▶ _Exercise brief_
Below is a listing; reproduce each line of it exactly.

▶ _Data provided_
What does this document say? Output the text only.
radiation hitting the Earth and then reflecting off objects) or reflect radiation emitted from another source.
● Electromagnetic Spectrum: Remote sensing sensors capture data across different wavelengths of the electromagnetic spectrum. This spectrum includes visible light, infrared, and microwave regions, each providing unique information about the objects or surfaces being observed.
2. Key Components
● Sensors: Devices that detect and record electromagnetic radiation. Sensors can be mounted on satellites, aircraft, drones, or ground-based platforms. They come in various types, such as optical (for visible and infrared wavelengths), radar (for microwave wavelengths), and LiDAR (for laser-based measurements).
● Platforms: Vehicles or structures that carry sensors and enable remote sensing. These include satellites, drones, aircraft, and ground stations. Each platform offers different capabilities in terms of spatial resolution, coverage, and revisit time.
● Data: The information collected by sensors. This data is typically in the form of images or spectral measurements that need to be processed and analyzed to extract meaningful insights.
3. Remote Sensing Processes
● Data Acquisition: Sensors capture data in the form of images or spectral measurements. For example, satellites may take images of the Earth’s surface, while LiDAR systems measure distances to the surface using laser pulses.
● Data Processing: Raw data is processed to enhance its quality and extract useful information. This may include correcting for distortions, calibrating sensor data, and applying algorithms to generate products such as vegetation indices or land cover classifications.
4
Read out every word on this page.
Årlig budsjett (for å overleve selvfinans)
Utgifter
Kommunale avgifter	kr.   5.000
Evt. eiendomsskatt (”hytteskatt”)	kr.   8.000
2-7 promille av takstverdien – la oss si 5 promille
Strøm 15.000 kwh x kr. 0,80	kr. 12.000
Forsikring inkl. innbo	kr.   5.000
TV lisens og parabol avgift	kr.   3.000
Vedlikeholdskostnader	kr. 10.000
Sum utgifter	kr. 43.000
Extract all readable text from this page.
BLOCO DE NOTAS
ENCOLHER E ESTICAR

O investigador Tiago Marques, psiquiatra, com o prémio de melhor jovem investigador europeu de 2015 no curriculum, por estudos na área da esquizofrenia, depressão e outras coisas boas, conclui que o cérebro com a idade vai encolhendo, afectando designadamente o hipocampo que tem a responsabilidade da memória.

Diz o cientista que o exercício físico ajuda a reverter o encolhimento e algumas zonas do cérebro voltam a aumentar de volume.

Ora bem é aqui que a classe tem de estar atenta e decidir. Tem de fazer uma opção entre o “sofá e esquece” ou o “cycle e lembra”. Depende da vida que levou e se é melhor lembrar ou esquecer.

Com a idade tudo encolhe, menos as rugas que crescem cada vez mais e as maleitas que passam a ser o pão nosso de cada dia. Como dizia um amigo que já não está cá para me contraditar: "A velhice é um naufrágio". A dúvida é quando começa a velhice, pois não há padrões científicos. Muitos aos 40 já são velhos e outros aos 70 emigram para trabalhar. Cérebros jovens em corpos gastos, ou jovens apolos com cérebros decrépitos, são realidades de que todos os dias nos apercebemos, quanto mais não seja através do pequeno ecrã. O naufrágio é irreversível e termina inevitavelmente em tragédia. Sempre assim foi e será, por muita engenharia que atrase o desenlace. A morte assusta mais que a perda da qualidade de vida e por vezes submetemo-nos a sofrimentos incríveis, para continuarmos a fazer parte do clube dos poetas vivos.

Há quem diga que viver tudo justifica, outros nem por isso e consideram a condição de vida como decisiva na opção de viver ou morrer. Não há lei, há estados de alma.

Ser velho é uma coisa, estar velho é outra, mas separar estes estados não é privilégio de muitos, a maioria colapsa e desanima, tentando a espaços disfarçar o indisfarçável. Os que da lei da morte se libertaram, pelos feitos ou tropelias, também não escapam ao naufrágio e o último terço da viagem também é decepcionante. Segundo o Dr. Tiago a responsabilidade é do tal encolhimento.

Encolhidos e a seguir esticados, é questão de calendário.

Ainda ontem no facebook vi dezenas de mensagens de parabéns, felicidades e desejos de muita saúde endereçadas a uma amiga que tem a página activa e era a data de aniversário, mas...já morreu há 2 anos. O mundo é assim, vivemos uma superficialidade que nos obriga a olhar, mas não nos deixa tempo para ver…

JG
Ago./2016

▶ _Exercise result_
What does this document say? Output the text only.
radiation hitting the Earth and then reflecting off objects) or reflect radiation emitted from another source.
● Electromagnetic Spectrum: Remote sensing sensors capture data across different wavelengths of the electromagnetic spectrum. This spectrum includes visible light, infrared, and microwave regions, each providing unique information about the objects or surfaces being observed.
2. Key Components
● Sensors: Devices that detect and record electromagnetic radiation. Sensors can be mounted on satellites, aircraft, drones, or ground-based platforms. They come in various types, such as optical (for visible and infrared wavelengths), radar (for microwave wavelengths), and LiDAR (for laser-based measurements).
● Platforms: Vehicles or structures that carry sensors and enable remote sensing. These include satellites, drones, aircraft, and ground stations. Each platform offers different capabilities in terms of spatial resolution, coverage, and revisit time.
● Data: The information collected by sensors. This data is typically in the form of images or spectral measurements that need to be processed and analyzed to extract meaningful insights.
3. Remote Sensing Processes
● Data Acquisition: Sensors capture data in the form of images or spectral measurements. For example, satellites may take images of the Earth’s surface, while LiDAR systems measure distances to the surface using laser pulses.
● Data Processing: Raw data is processed to enhance its quality and extract useful information. This may include correcting for distortions, calibrating sensor data, and applying algorithms to generate products such as vegetation indices or land cover classifications.
4
Read out every word on this page.
Årlig budsjett (for å overleve selvfinans)
Utgifter
Kommunale avgifter	kr.   5.000
Evt. eiendomsskatt (”hytteskatt”)	kr.   8.000
2-7 promille av takstverdien – la oss si 5 promille
Strøm 15.000 kwh x kr. 0,80	kr. 12.000
Forsikring inkl. innbo	kr.   5.000
TV lisens og parabol avgift	kr.   3.000
Vedlikeholdskostnader	kr. 10.000
Sum utgifter	kr. 43.000
Extract all readable text from this page.
BLOCO DE NOTAS
ENCOLHER E ESTICAR

O investigador Tiago Marques, psiquiatra, com o prémio de melhor jovem investigador europeu de 2015 no curriculum, por estudos na área da esquizofrenia, depressão e outras coisas boas, conclui que o cérebro com a idade vai encolhendo, afectando designadamente o hipocampo que tem a responsabilidade da memória.

Diz o cientista que o exercício físico ajuda a reverter o encolhimento e algumas zonas do cérebro voltam a aumentar de volume.

Ora bem é aqui que a classe tem de estar atenta e decidir. Tem de fazer uma opção entre o “sofá e esquece” ou o “cycle e lembra”. Depende da vida que levou e se é melhor lembrar ou esquecer.

Com a idade tudo encolhe, menos as rugas que crescem cada vez mais e as maleitas que passam a ser o pão nosso de cada dia. Como dizia um amigo que já não está cá para me contraditar: "A velhice é um naufrágio". A dúvida é quando começa a velhice, pois não há padrões científicos. Muitos aos 40 já são velhos e outros aos 70 emigram para trabalhar. Cérebros jovens em corpos gastos, ou jovens apolos com cérebros decrépitos, são realidades de que todos os dias nos apercebemos, quanto mais não seja através do pequeno ecrã. O naufrágio é irreversível e termina inevitavelmente em tragédia. Sempre assim foi e será, por muita engenharia que atrase o desenlace. A morte assusta mais que a perda da qualidade de vida e por vezes submetemo-nos a sofrimentos incríveis, para continuarmos a fazer parte do clube dos poetas vivos.

Há quem diga que viver tudo justifica, outros nem por isso e consideram a condição de vida como decisiva na opção de viver ou morrer. Não há lei, há estados de alma.

Ser velho é uma coisa, estar velho é outra, mas separar estes estados não é privilégio de muitos, a maioria colapsa e desanima, tentando a espaços disfarçar o indisfarçável. Os que da lei da morte se libertaram, pelos feitos ou tropelias, também não escapam ao naufrágio e o último terço da viagem também é decepcionante. Segundo o Dr. Tiago a responsabilidade é do tal encolhimento.

Encolhidos e a seguir esticados, é questão de calendário.

Ainda ontem no facebook vi dezenas de mensagens de parabéns, felicidades e desejos de muita saúde endereçadas a uma amiga que tem a página activa e era a data de aniversário, mas...já morreu há 2 anos. O mundo é assim, vivemos uma superficialidade que nos obriga a olhar, mas não nos deixa tempo para ver…

JG
Ago./2016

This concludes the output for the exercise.